Records from a data collection:
* start *
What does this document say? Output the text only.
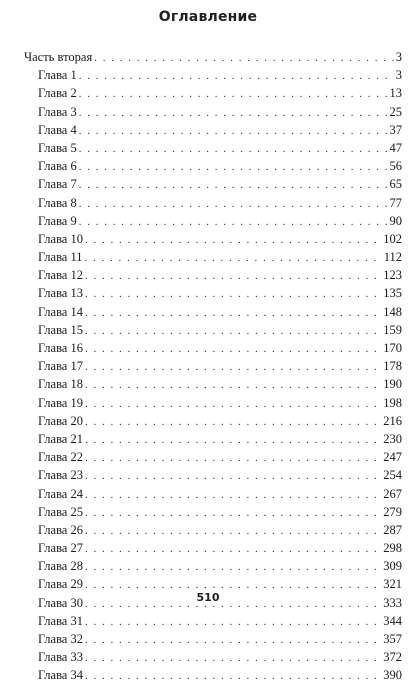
Оглавление
Часть вторая . . .	3
Глава 1 . . .	3
Глава 2 . . .	13
Глава 3 . . .	25
Глава 4 . . .	37
Глава 5 . . .	47
Глава 6 . . .	56
Глава 7 . . .	65
Глава 8 . . .	77
Глава 9 . . .	90
Глава 10 . . .	102
Глава 11 . . .	112
Глава 12 . . .	123
Глава 13 . . .	135
Глава 14 . . .	148
Глава 15 . . .	159
Глава 16 . . .	170
Глава 17 . . .	178
Глава 18 . . .	190
Глава 19 . . .	198
Глава 20 . . .	216
Глава 21 . . .	230
Глава 22 . . .	247
Глава 23 . . .	254
Глава 24 . . .	267
Глава 25 . . .	279
Глава 26 . . .	287
Глава 27 . . .	298
Глава 28 . . .	309
Глава 29 . . .	321
Глава 30 . . .	333
Глава 31 . . .	344
Глава 32 . . .	357
Глава 33 . . .	372
Глава 34 . . .	390
510
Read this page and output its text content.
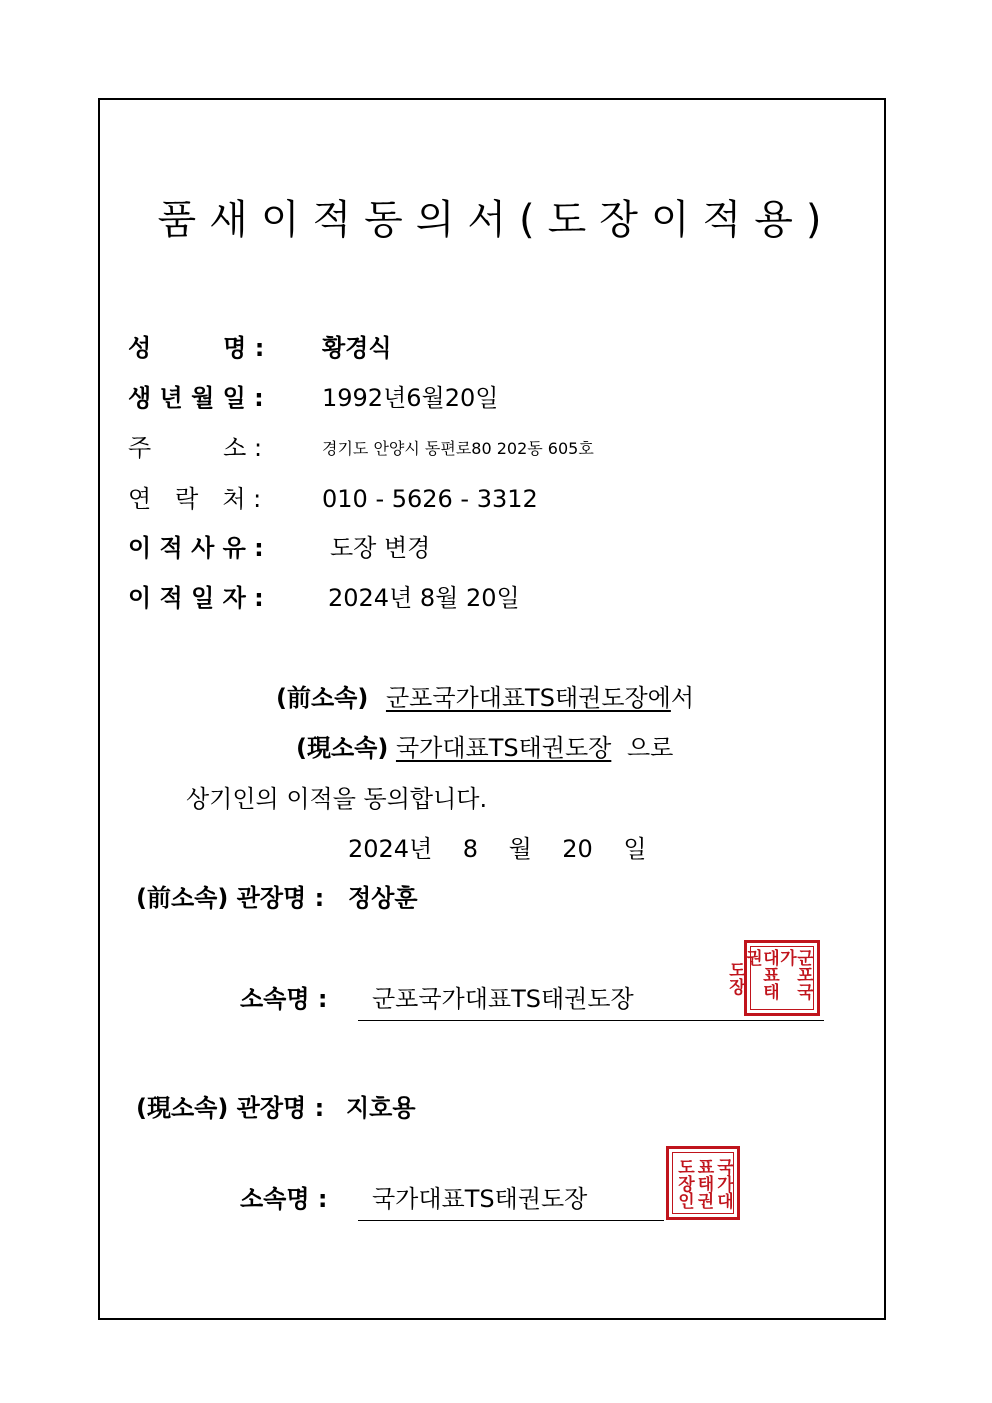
품새이적동의서(도장이적용)
성　　　명 : 황경식
생 년 월 일 : 1992년6월20일
주　　　소 :	경기도 안양시 동편로80 202동 605호
연　락　처 :	010 - 5626 - 3312
이 적 사 유 :	도장 변경
이 적 일 자 :	2024년 8월 20일
(前소속) 군포국가대표TS태권도장에서
(現소속) 국가대표TS태권도장 으로
상기인의 이적을 동의합니다.
2024년    8    월    20    일
(前소속) 관장명 : 정상훈
소속명 : 군포국가대표TS태권도장	군포국가
대표태권
도장
(現소속) 관장명 : 지호용
소속명 : 국가대표TS태권도장	국가대
표태권
도장인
* end *
## Task to carry out
Repeat the material above in full and exactly, omitting the pictures.

## Solution to this task
What does this document say? Output the text only.
Оглавление
Часть вторая . . .	3
Глава 1 . . .	3
Глава 2 . . .	13
Глава 3 . . .	25
Глава 4 . . .	37
Глава 5 . . .	47
Глава 6 . . .	56
Глава 7 . . .	65
Глава 8 . . .	77
Глава 9 . . .	90
Глава 10 . . .	102
Глава 11 . . .	112
Глава 12 . . .	123
Глава 13 . . .	135
Глава 14 . . .	148
Глава 15 . . .	159
Глава 16 . . .	170
Глава 17 . . .	178
Глава 18 . . .	190
Глава 19 . . .	198
Глава 20 . . .	216
Глава 21 . . .	230
Глава 22 . . .	247
Глава 23 . . .	254
Глава 24 . . .	267
Глава 25 . . .	279
Глава 26 . . .	287
Глава 27 . . .	298
Глава 28 . . .	309
Глава 29 . . .	321
Глава 30 . . .	333
Глава 31 . . .	344
Глава 32 . . .	357
Глава 33 . . .	372
Глава 34 . . .	390
510
Read this page and output its text content.
품새이적동의서(도장이적용)
성　　　명 : 황경식
생 년 월 일 : 1992년6월20일
주　　　소 :	경기도 안양시 동편로80 202동 605호
연　락　처 :	010 - 5626 - 3312
이 적 사 유 :	도장 변경
이 적 일 자 :	2024년 8월 20일
(前소속) 군포국가대표TS태권도장에서
(現소속) 국가대표TS태권도장 으로
상기인의 이적을 동의합니다.
2024년    8    월    20    일
(前소속) 관장명 : 정상훈
소속명 : 군포국가대표TS태권도장	군포국가
대표태권
도장
(現소속) 관장명 : 지호용
소속명 : 국가대표TS태권도장	국가대
표태권
도장인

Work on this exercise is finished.